## Problem requirements:
Omit every picture and write out the rest of the records exactly.

Recorded data

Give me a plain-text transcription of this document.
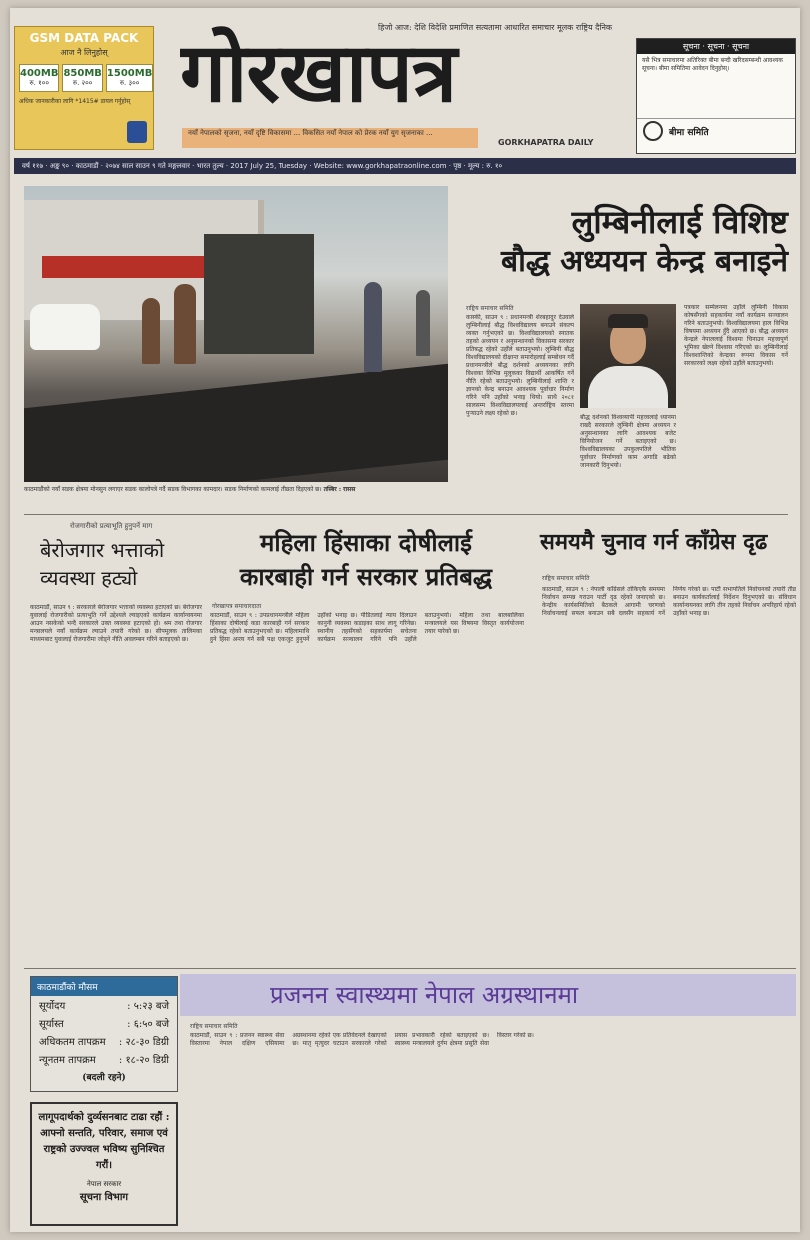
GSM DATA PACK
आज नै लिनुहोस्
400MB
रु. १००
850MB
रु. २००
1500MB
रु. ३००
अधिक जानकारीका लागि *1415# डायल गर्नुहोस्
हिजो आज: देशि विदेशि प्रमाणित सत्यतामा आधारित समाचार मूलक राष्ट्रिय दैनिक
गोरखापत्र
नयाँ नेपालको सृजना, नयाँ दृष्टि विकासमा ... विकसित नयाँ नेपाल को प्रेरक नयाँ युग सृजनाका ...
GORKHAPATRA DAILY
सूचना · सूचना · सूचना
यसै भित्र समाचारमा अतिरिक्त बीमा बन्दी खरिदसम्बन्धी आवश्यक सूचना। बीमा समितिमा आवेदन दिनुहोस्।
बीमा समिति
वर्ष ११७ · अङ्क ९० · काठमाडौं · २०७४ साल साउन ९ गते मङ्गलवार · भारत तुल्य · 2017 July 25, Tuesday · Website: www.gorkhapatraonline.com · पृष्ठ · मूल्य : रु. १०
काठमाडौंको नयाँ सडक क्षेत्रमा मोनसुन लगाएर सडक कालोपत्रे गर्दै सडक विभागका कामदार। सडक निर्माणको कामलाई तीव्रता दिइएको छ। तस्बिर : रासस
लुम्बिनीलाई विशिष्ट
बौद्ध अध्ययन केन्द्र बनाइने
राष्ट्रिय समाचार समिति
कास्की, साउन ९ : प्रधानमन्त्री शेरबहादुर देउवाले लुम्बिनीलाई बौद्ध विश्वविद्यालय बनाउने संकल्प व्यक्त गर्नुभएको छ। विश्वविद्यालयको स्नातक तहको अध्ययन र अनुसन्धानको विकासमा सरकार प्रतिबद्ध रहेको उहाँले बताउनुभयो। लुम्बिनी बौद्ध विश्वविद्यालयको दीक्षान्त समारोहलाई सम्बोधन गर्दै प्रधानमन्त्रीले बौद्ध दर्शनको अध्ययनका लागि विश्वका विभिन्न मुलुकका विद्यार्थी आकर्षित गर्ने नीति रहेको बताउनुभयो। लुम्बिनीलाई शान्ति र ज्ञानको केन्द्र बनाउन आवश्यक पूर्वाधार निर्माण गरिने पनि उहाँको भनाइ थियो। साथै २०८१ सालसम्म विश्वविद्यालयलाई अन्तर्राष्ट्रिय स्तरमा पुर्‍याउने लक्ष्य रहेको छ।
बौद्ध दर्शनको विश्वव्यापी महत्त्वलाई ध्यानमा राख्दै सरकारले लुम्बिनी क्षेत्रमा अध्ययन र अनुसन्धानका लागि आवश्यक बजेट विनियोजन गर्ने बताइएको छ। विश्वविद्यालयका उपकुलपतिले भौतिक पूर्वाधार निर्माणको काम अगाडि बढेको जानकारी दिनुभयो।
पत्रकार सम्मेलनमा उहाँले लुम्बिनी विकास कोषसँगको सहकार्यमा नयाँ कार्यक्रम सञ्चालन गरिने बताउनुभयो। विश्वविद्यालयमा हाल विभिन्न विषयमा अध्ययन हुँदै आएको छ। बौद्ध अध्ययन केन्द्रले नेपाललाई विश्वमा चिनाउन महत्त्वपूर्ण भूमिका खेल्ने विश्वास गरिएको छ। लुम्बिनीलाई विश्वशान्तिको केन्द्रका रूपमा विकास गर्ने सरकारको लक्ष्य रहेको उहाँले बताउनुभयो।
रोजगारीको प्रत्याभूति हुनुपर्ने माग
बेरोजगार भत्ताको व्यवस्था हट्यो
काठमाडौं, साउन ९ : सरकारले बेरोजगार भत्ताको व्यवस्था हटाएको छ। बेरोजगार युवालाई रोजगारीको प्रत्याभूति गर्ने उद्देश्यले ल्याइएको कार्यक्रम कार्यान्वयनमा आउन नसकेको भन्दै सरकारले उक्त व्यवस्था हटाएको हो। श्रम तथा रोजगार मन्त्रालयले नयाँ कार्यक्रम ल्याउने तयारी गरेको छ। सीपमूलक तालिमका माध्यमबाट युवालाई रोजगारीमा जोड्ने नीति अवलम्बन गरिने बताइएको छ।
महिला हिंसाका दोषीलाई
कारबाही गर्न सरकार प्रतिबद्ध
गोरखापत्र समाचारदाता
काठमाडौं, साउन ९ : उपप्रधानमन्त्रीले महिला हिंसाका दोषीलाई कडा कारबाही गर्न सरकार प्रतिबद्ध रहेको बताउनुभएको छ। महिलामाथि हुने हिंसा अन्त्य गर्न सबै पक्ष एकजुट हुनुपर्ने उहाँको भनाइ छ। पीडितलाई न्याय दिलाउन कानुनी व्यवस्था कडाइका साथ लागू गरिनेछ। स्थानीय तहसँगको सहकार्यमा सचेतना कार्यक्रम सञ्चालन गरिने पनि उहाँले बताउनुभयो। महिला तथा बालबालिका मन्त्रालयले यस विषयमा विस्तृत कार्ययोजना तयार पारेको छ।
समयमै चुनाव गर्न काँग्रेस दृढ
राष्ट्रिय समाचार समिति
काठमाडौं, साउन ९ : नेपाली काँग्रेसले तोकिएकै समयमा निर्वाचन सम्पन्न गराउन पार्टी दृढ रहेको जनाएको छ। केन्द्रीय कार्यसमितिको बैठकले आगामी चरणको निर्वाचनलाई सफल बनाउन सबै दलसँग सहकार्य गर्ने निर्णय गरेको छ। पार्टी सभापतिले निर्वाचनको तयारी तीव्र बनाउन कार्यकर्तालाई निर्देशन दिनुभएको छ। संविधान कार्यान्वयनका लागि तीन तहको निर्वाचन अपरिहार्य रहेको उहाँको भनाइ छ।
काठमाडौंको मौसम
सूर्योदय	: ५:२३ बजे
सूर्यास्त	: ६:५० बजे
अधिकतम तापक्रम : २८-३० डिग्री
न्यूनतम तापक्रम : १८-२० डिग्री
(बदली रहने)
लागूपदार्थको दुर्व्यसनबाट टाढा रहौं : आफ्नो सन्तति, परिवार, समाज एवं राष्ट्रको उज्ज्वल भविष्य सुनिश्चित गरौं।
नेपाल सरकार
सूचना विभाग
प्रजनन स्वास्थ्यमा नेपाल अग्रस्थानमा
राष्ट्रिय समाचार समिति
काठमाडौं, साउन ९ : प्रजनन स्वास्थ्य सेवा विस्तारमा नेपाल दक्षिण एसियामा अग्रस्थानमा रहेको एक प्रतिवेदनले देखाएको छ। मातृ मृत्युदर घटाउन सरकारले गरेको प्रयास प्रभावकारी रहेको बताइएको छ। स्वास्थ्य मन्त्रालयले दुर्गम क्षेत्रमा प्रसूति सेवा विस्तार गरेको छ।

## Complete answer:
Give me a plain-text transcription of this document.
GSM DATA PACK
आज नै लिनुहोस्
400MB
रु. १००
850MB
रु. २००
1500MB
रु. ३००
अधिक जानकारीका लागि *1415# डायल गर्नुहोस्
हिजो आज: देशि विदेशि प्रमाणित सत्यतामा आधारित समाचार मूलक राष्ट्रिय दैनिक
गोरखापत्र
नयाँ नेपालको सृजना, नयाँ दृष्टि विकासमा ... विकसित नयाँ नेपाल को प्रेरक नयाँ युग सृजनाका ...
GORKHAPATRA DAILY
सूचना · सूचना · सूचना
यसै भित्र समाचारमा अतिरिक्त बीमा बन्दी खरिदसम्बन्धी आवश्यक सूचना। बीमा समितिमा आवेदन दिनुहोस्।
बीमा समिति
वर्ष ११७ · अङ्क ९० · काठमाडौं · २०७४ साल साउन ९ गते मङ्गलवार · भारत तुल्य · 2017 July 25, Tuesday · Website: www.gorkhapatraonline.com · पृष्ठ · मूल्य : रु. १०
काठमाडौंको नयाँ सडक क्षेत्रमा मोनसुन लगाएर सडक कालोपत्रे गर्दै सडक विभागका कामदार। सडक निर्माणको कामलाई तीव्रता दिइएको छ। तस्बिर : रासस
लुम्बिनीलाई विशिष्ट
बौद्ध अध्ययन केन्द्र बनाइने
राष्ट्रिय समाचार समिति
कास्की, साउन ९ : प्रधानमन्त्री शेरबहादुर देउवाले लुम्बिनीलाई बौद्ध विश्वविद्यालय बनाउने संकल्प व्यक्त गर्नुभएको छ। विश्वविद्यालयको स्नातक तहको अध्ययन र अनुसन्धानको विकासमा सरकार प्रतिबद्ध रहेको उहाँले बताउनुभयो। लुम्बिनी बौद्ध विश्वविद्यालयको दीक्षान्त समारोहलाई सम्बोधन गर्दै प्रधानमन्त्रीले बौद्ध दर्शनको अध्ययनका लागि विश्वका विभिन्न मुलुकका विद्यार्थी आकर्षित गर्ने नीति रहेको बताउनुभयो। लुम्बिनीलाई शान्ति र ज्ञानको केन्द्र बनाउन आवश्यक पूर्वाधार निर्माण गरिने पनि उहाँको भनाइ थियो। साथै २०८१ सालसम्म विश्वविद्यालयलाई अन्तर्राष्ट्रिय स्तरमा पुर्‍याउने लक्ष्य रहेको छ।
बौद्ध दर्शनको विश्वव्यापी महत्त्वलाई ध्यानमा राख्दै सरकारले लुम्बिनी क्षेत्रमा अध्ययन र अनुसन्धानका लागि आवश्यक बजेट विनियोजन गर्ने बताइएको छ। विश्वविद्यालयका उपकुलपतिले भौतिक पूर्वाधार निर्माणको काम अगाडि बढेको जानकारी दिनुभयो।
पत्रकार सम्मेलनमा उहाँले लुम्बिनी विकास कोषसँगको सहकार्यमा नयाँ कार्यक्रम सञ्चालन गरिने बताउनुभयो। विश्वविद्यालयमा हाल विभिन्न विषयमा अध्ययन हुँदै आएको छ। बौद्ध अध्ययन केन्द्रले नेपाललाई विश्वमा चिनाउन महत्त्वपूर्ण भूमिका खेल्ने विश्वास गरिएको छ। लुम्बिनीलाई विश्वशान्तिको केन्द्रका रूपमा विकास गर्ने सरकारको लक्ष्य रहेको उहाँले बताउनुभयो।
रोजगारीको प्रत्याभूति हुनुपर्ने माग
बेरोजगार भत्ताको व्यवस्था हट्यो
काठमाडौं, साउन ९ : सरकारले बेरोजगार भत्ताको व्यवस्था हटाएको छ। बेरोजगार युवालाई रोजगारीको प्रत्याभूति गर्ने उद्देश्यले ल्याइएको कार्यक्रम कार्यान्वयनमा आउन नसकेको भन्दै सरकारले उक्त व्यवस्था हटाएको हो। श्रम तथा रोजगार मन्त्रालयले नयाँ कार्यक्रम ल्याउने तयारी गरेको छ। सीपमूलक तालिमका माध्यमबाट युवालाई रोजगारीमा जोड्ने नीति अवलम्बन गरिने बताइएको छ।
महिला हिंसाका दोषीलाई
कारबाही गर्न सरकार प्रतिबद्ध
गोरखापत्र समाचारदाता
काठमाडौं, साउन ९ : उपप्रधानमन्त्रीले महिला हिंसाका दोषीलाई कडा कारबाही गर्न सरकार प्रतिबद्ध रहेको बताउनुभएको छ। महिलामाथि हुने हिंसा अन्त्य गर्न सबै पक्ष एकजुट हुनुपर्ने उहाँको भनाइ छ। पीडितलाई न्याय दिलाउन कानुनी व्यवस्था कडाइका साथ लागू गरिनेछ। स्थानीय तहसँगको सहकार्यमा सचेतना कार्यक्रम सञ्चालन गरिने पनि उहाँले बताउनुभयो। महिला तथा बालबालिका मन्त्रालयले यस विषयमा विस्तृत कार्ययोजना तयार पारेको छ।
समयमै चुनाव गर्न काँग्रेस दृढ
राष्ट्रिय समाचार समिति
काठमाडौं, साउन ९ : नेपाली काँग्रेसले तोकिएकै समयमा निर्वाचन सम्पन्न गराउन पार्टी दृढ रहेको जनाएको छ। केन्द्रीय कार्यसमितिको बैठकले आगामी चरणको निर्वाचनलाई सफल बनाउन सबै दलसँग सहकार्य गर्ने निर्णय गरेको छ। पार्टी सभापतिले निर्वाचनको तयारी तीव्र बनाउन कार्यकर्तालाई निर्देशन दिनुभएको छ। संविधान कार्यान्वयनका लागि तीन तहको निर्वाचन अपरिहार्य रहेको उहाँको भनाइ छ।
काठमाडौंको मौसम
सूर्योदय	: ५:२३ बजे
सूर्यास्त	: ६:५० बजे
अधिकतम तापक्रम : २८-३० डिग्री
न्यूनतम तापक्रम : १८-२० डिग्री
(बदली रहने)
लागूपदार्थको दुर्व्यसनबाट टाढा रहौं : आफ्नो सन्तति, परिवार, समाज एवं राष्ट्रको उज्ज्वल भविष्य सुनिश्चित गरौं।
नेपाल सरकार
सूचना विभाग
प्रजनन स्वास्थ्यमा नेपाल अग्रस्थानमा
राष्ट्रिय समाचार समिति
काठमाडौं, साउन ९ : प्रजनन स्वास्थ्य सेवा विस्तारमा नेपाल दक्षिण एसियामा अग्रस्थानमा रहेको एक प्रतिवेदनले देखाएको छ। मातृ मृत्युदर घटाउन सरकारले गरेको प्रयास प्रभावकारी रहेको बताइएको छ। स्वास्थ्य मन्त्रालयले दुर्गम क्षेत्रमा प्रसूति सेवा विस्तार गरेको छ।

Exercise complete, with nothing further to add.